[Stated exercise] Work out how many lines include "siége" and answer with that number only.

[Exercise material]

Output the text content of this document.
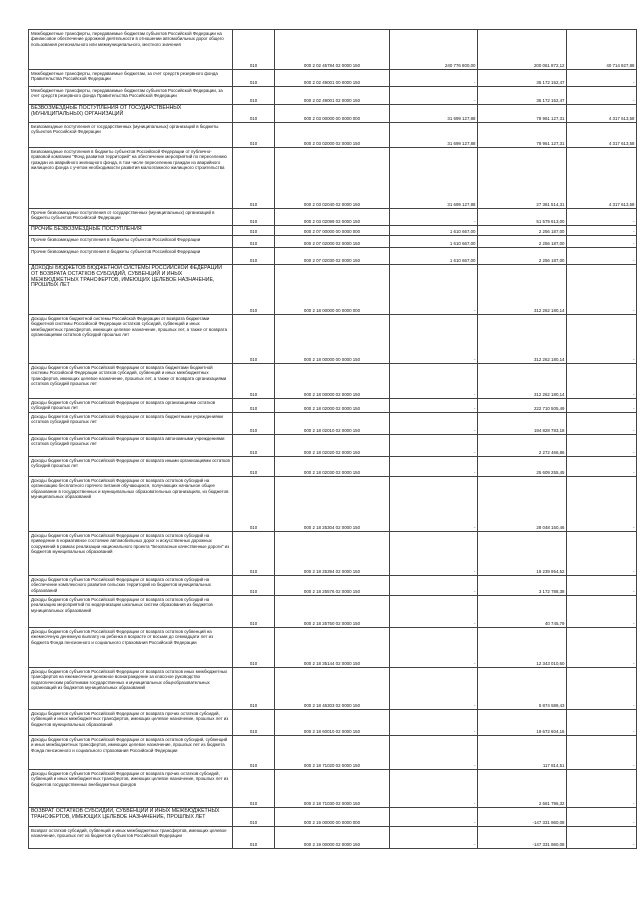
Межбюджетные трансферты, передаваемые бюджетам субъектов Российской Федерации на финансовое обеспечение дорожной деятельности в отношении автомобильных дорог общего пользования регионального или межмуниципального, местного значения	010	000 2 02 45784 02 0000 150	240 776 800,00	200 061 872,12	40 714 927,88
Межбюджетные трансферты, передаваемые бюджетам, за счет средств резервного фонда Правительства Российской Федерации	010	000 2 02 49001 00 0000 150	-	35 172 152,47	-
Межбюджетные трансферты, передаваемые бюджетам субъектов Российской Федерации, за счет средств резервного фонда Правительства Российской Федерации	010	000 2 02 49001 02 0000 150	-	35 172 152,47	-
БЕЗВОЗМЕЗДНЫЕ ПОСТУПЛЕНИЯ ОТ ГОСУДАРСТВЕННЫХ (МУНИЦИПАЛЬНЫХ) ОРГАНИЗАЦИЙ	010	000 2 03 00000 00 0000 000	31 699 127,88	78 961 127,31	4 317 613,58
Безвозмездные поступления от государственных (муниципальных) организаций в бюджеты субъектов Российской Федерации	010	000 2 03 02000 02 0000 150	31 699 127,88	78 961 127,31	4 317 613,58
Безвозмездные поступления в бюджеты субъектов Российской Федерации от публично-правовой компании "Фонд развития территорий" на обеспечение мероприятий по переселению граждан из аварийного жилищного фонда, в том числе переселению граждан из аварийного жилищного фонда с учетом необходимости развития малоэтажного жилищного строительства	010	000 2 03 02040 02 0000 150	31 699 127,88	27 381 514,31	4 317 613,58
Прочие безвозмездные поступления от государственных (муниципальных) организаций в бюджеты субъектов Российской Федерации	010	000 2 03 02099 02 0000 150	-	51 579 613,00	-
ПРОЧИЕ БЕЗВОЗМЕЗДНЫЕ ПОСТУПЛЕНИЯ	010	000 2 07 00000 00 0000 000	1 610 667,00	2 256 187,00	-
Прочие безвозмездные поступления в бюджеты субъектов Российской Федерации	010	000 2 07 02000 02 0000 150	1 610 667,00	2 256 187,00	-
Прочие безвозмездные поступления в бюджеты субъектов Российской Федерации	010	000 2 07 02030 02 0000 150	1 610 667,00	2 256 187,00	-
ДОХОДЫ БЮДЖЕТОВ БЮДЖЕТНОЙ СИСТЕМЫ РОССИЙСКОЙ ФЕДЕРАЦИИ ОТ ВОЗВРАТА ОСТАТКОВ СУБСИДИЙ, СУБВЕНЦИЙ И ИНЫХ МЕЖБЮДЖЕТНЫХ ТРАНСФЕРТОВ, ИМЕЮЩИХ ЦЕЛЕВОЕ НАЗНАЧЕНИЕ, ПРОШЛЫХ ЛЕТ	010	000 2 18 00000 00 0000 000	-	312 262 180,14	-
Доходы бюджетов бюджетной системы Российской Федерации от возврата бюджетами бюджетной системы Российской Федерации остатков субсидий, субвенций и иных межбюджетных трансфертов, имеющих целевое назначение, прошлых лет, а также от возврата организациями остатков субсидий прошлых лет	010	000 2 18 00000 00 0000 150	-	312 262 180,14	-
Доходы бюджетов субъектов Российской Федерации от возврата бюджетами бюджетной системы Российской Федерации остатков субсидий, субвенций и иных межбюджетных трансфертов, имеющих целевое назначение, прошлых лет, а также от возврата организациями остатков субсидий прошлых лет	010	000 2 18 00000 02 0000 150	-	312 262 180,14	-
Доходы бюджетов субъектов Российской Федерации от возврата организациями остатков субсидий прошлых лет	010	000 2 18 02000 02 0000 150	-	222 710 505,49	-
Доходы бюджетов субъектов Российской Федерации от возврата бюджетными учреждениями остатков субсидий прошлых лет	010	000 2 18 02010 02 0000 150	-	194 828 783,18	-
Доходы бюджетов субъектов Российской Федерации от возврата автономными учреждениями остатков субсидий прошлых лет	010	000 2 18 02020 02 0000 150	-	2 272 466,86	-
Доходы бюджетов субъектов Российской Федерации от возврата иными организациями остатков субсидий прошлых лет	010	000 2 18 02030 02 0000 150	-	25 609 255,45	-
Доходы бюджетов субъектов Российской Федерации от возврата остатков субсидий на организацию бесплатного горячего питания обучающихся, получающих начальное общее образование в государственных и муниципальных образовательных организациях, из бюджетов муниципальных образований	010	000 2 18 25304 02 0000 150	-	28 048 150,46	-
Доходы бюджетов субъектов Российской Федерации от возврата остатков субсидий на приведение в нормативное состояние автомобильных дорог и искусственных дорожных сооружений в рамках реализации национального проекта "Безопасные качественные дороги" из бюджетов муниципальных образований	010	000 2 18 25394 02 0000 150	-	18 239 954,52	-
Доходы бюджетов субъектов Российской Федерации от возврата остатков субсидий на обеспечение комплексного развития сельских территорий из бюджетов муниципальных образований	010	000 2 18 25576 02 0000 150	-	3 172 788,38	-
Доходы бюджетов субъектов Российской Федерации от возврата остатков субсидий на реализацию мероприятий по модернизации школьных систем образования из бюджетов муниципальных образований	010	000 2 18 25750 02 0000 150	-	40 745,79	-
Доходы бюджетов субъектов Российской Федерации от возврата остатков субвенций на ежемесячную денежную выплату на ребенка в возрасте от восьми до семнадцати лет из бюджета Фонда пенсионного и социального страхования Российской Федерации	010	000 2 18 35144 02 0000 150	-	12 343 010,60	-
Доходы бюджетов субъектов Российской Федерации от возврата остатков иных межбюджетных трансфертов на ежемесячное денежное вознаграждение за классное руководство педагогическим работникам государственных и муниципальных общеобразовательных организаций из бюджетов муниципальных образований	010	000 2 18 45303 02 0000 150	-	5 874 589,43	-
Доходы бюджетов субъектов Российской Федерации от возврата прочих остатков субсидий, субвенций и иных межбюджетных трансфертов, имеющих целевое назначение, прошлых лет из бюджетов муниципальных образований	010	000 2 18 60010 02 0000 150	-	19 672 604,16	-
Доходы бюджетов субъектов Российской Федерации от возврата остатков субсидий, субвенций и иных межбюджетных трансфертов, имеющих целевое назначение, прошлых лет из бюджета Фонда пенсионного и социального страхования Российской Федерации	010	000 2 18 71020 02 0000 150	-	117 814,51	-
Доходы бюджетов субъектов Российской Федерации от возврата прочих остатков субсидий, субвенций и иных межбюджетных трансфертов, имеющих целевое назначение, прошлых лет из бюджетов государственных внебюджетных фондов	010	000 2 18 71030 02 0000 150	-	2 661 796,32	-
ВОЗВРАТ ОСТАТКОВ СУБСИДИЙ, СУБВЕНЦИЙ И ИНЫХ МЕЖБЮДЖЕТНЫХ ТРАНСФЕРТОВ, ИМЕЮЩИХ ЦЕЛЕВОЕ НАЗНАЧЕНИЕ, ПРОШЛЫХ ЛЕТ	010	000 2 19 00000 00 0000 000	-	-147 331 860,08	-
Возврат остатков субсидий, субвенций и иных межбюджетных трансфертов, имеющих целевое назначение, прошлых лет из бюджетов субъектов Российской Федерации	010	000 2 19 00000 02 0000 150	-	-147 331 860,08	-
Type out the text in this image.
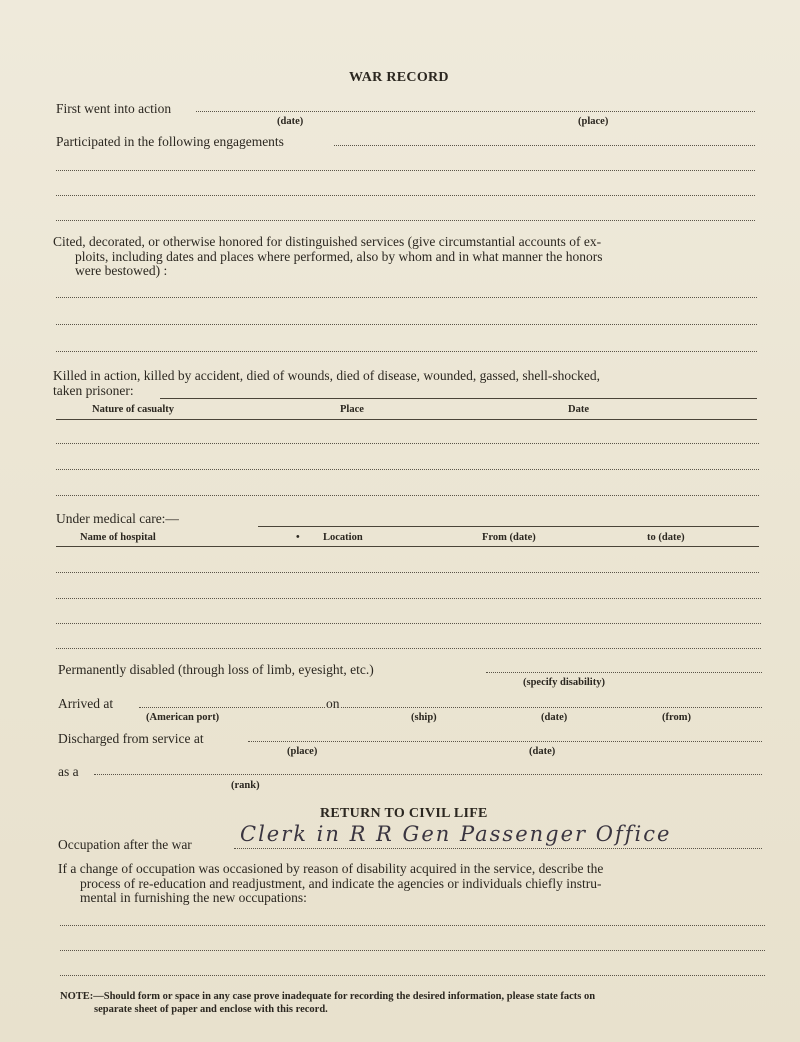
WAR RECORD
First went into action
(date)	(place)
Participated in the following engagements
Cited, decorated, or otherwise honored for distinguished services (give circumstantial accounts of ex-
ploits, including dates and places where performed, also by whom and in what manner the honors
were bestowed) :
Killed in action, killed by accident, died of wounds, died of disease, wounded, gassed, shell-shocked,
taken prisoner:
Nature of casualty	Place	Date
Under medical care:—
Name of hospital	• Location	From (date)	to (date)
Permanently disabled (through loss of limb, eyesight, etc.)
(specify disability)
Arrived at	on
(American port)	(ship)	(date)	(from)
Discharged from service at
(place)	(date)
as a
(rank)
RETURN TO CIVIL LIFE
Occupation after the war Clerk in R R Gen Passenger Office
If a change of occupation was occasioned by reason of disability acquired in the service, describe the
process of re-education and readjustment, and indicate the agencies or individuals chiefly instru-
mental in furnishing the new occupations:
NOTE:—Should form or space in any case prove inadequate for recording the desired information, please state facts on
separate sheet of paper and enclose with this record.
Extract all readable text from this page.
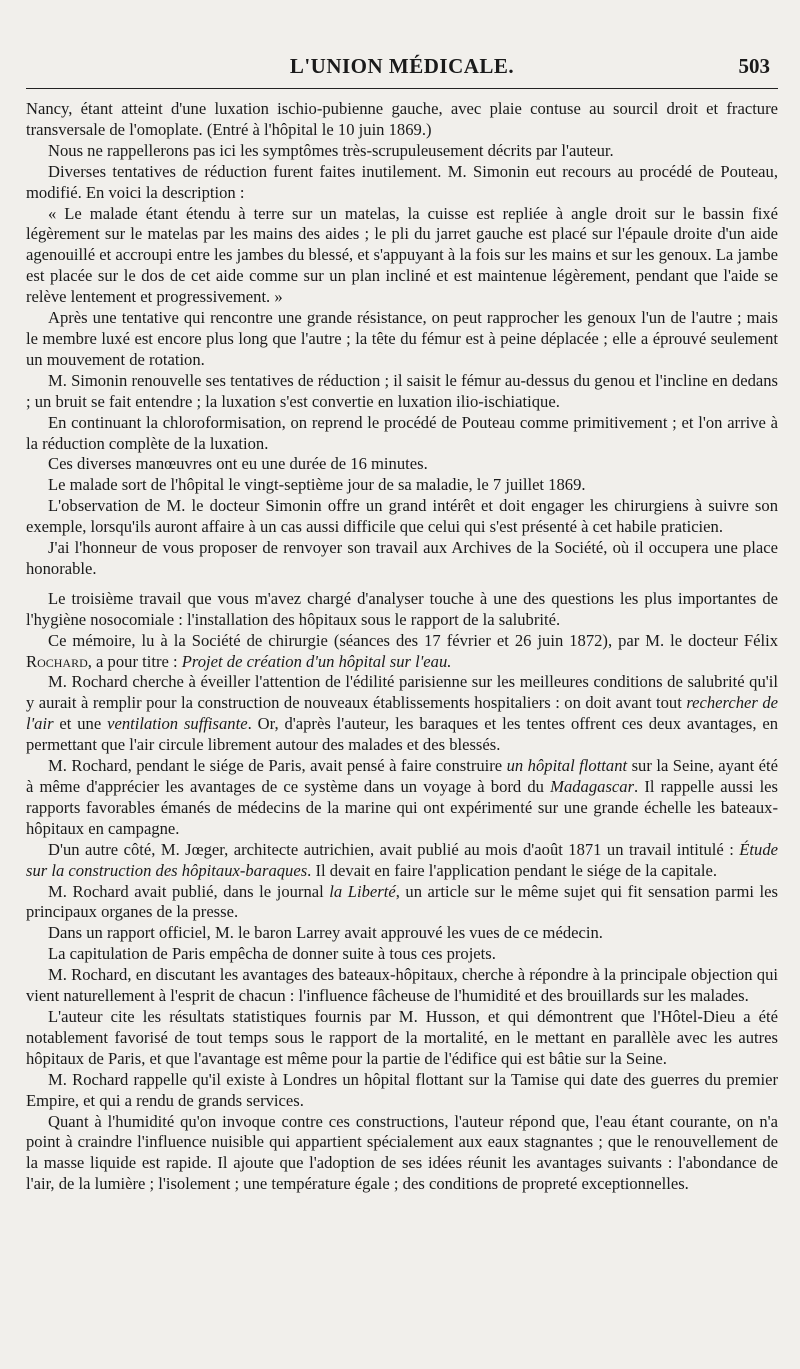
L'UNION MÉDICALE.	503

Nancy, étant atteint d'une luxation ischio-pubienne gauche, avec plaie contuse au sourcil droit et fracture transversale de l'omoplate. (Entré à l'hôpital le 10 juin 1869.)

Nous ne rappellerons pas ici les symptômes très-scrupuleusement décrits par l'auteur.

Diverses tentatives de réduction furent faites inutilement. M. Simonin eut recours au procédé de Pouteau, modifié. En voici la description :

« Le malade étant étendu à terre sur un matelas, la cuisse est repliée à angle droit sur le bassin fixé légèrement sur le matelas par les mains des aides ; le pli du jarret gauche est placé sur l'épaule droite d'un aide agenouillé et accroupi entre les jambes du blessé, et s'appuyant à la fois sur les mains et sur les genoux. La jambe est placée sur le dos de cet aide comme sur un plan incliné et est maintenue légèrement, pendant que l'aide se relève lentement et progressivement. »

Après une tentative qui rencontre une grande résistance, on peut rapprocher les genoux l'un de l'autre ; mais le membre luxé est encore plus long que l'autre ; la tête du fémur est à peine déplacée ; elle a éprouvé seulement un mouvement de rotation.

M. Simonin renouvelle ses tentatives de réduction ; il saisit le fémur au-dessus du genou et l'incline en dedans ; un bruit se fait entendre ; la luxation s'est convertie en luxation ilio-ischiatique.

En continuant la chloroformisation, on reprend le procédé de Pouteau comme primitivement ; et l'on arrive à la réduction complète de la luxation.

Ces diverses manœuvres ont eu une durée de 16 minutes.

Le malade sort de l'hôpital le vingt-septième jour de sa maladie, le 7 juillet 1869.

L'observation de M. le docteur Simonin offre un grand intérêt et doit engager les chirurgiens à suivre son exemple, lorsqu'ils auront affaire à un cas aussi difficile que celui qui s'est présenté à cet habile praticien.

J'ai l'honneur de vous proposer de renvoyer son travail aux Archives de la Société, où il occupera une place honorable.

Le troisième travail que vous m'avez chargé d'analyser touche à une des questions les plus importantes de l'hygiène nosocomiale : l'installation des hôpitaux sous le rapport de la salubrité.

Ce mémoire, lu à la Société de chirurgie (séances des 17 février et 26 juin 1872), par M. le docteur Félix Rochard, a pour titre : Projet de création d'un hôpital sur l'eau.

M. Rochard cherche à éveiller l'attention de l'édilité parisienne sur les meilleures conditions de salubrité qu'il y aurait à remplir pour la construction de nouveaux établissements hospitaliers : on doit avant tout rechercher de l'air et une ventilation suffisante. Or, d'après l'auteur, les baraques et les tentes offrent ces deux avantages, en permettant que l'air circule librement autour des malades et des blessés.

M. Rochard, pendant le siége de Paris, avait pensé à faire construire un hôpital flottant sur la Seine, ayant été à même d'apprécier les avantages de ce système dans un voyage à bord du Madagascar. Il rappelle aussi les rapports favorables émanés de médecins de la marine qui ont expérimenté sur une grande échelle les bateaux-hôpitaux en campagne.

D'un autre côté, M. Jœger, architecte autrichien, avait publié au mois d'août 1871 un travail intitulé : Étude sur la construction des hôpitaux-baraques. Il devait en faire l'application pendant le siége de la capitale.

M. Rochard avait publié, dans le journal la Liberté, un article sur le même sujet qui fit sensation parmi les principaux organes de la presse.

Dans un rapport officiel, M. le baron Larrey avait approuvé les vues de ce médecin.

La capitulation de Paris empêcha de donner suite à tous ces projets.

M. Rochard, en discutant les avantages des bateaux-hôpitaux, cherche à répondre à la principale objection qui vient naturellement à l'esprit de chacun : l'influence fâcheuse de l'humidité et des brouillards sur les malades.

L'auteur cite les résultats statistiques fournis par M. Husson, et qui démontrent que l'Hôtel-Dieu a été notablement favorisé de tout temps sous le rapport de la mortalité, en le mettant en parallèle avec les autres hôpitaux de Paris, et que l'avantage est même pour la partie de l'édifice qui est bâtie sur la Seine.

M. Rochard rappelle qu'il existe à Londres un hôpital flottant sur la Tamise qui date des guerres du premier Empire, et qui a rendu de grands services.

Quant à l'humidité qu'on invoque contre ces constructions, l'auteur répond que, l'eau étant courante, on n'a point à craindre l'influence nuisible qui appartient spécialement aux eaux stagnantes ; que le renouvellement de la masse liquide est rapide. Il ajoute que l'adoption de ses idées réunit les avantages suivants : l'abondance de l'air, de la lumière ; l'isolement ; une température égale ; des conditions de propreté exceptionnelles.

[Exercise output] 2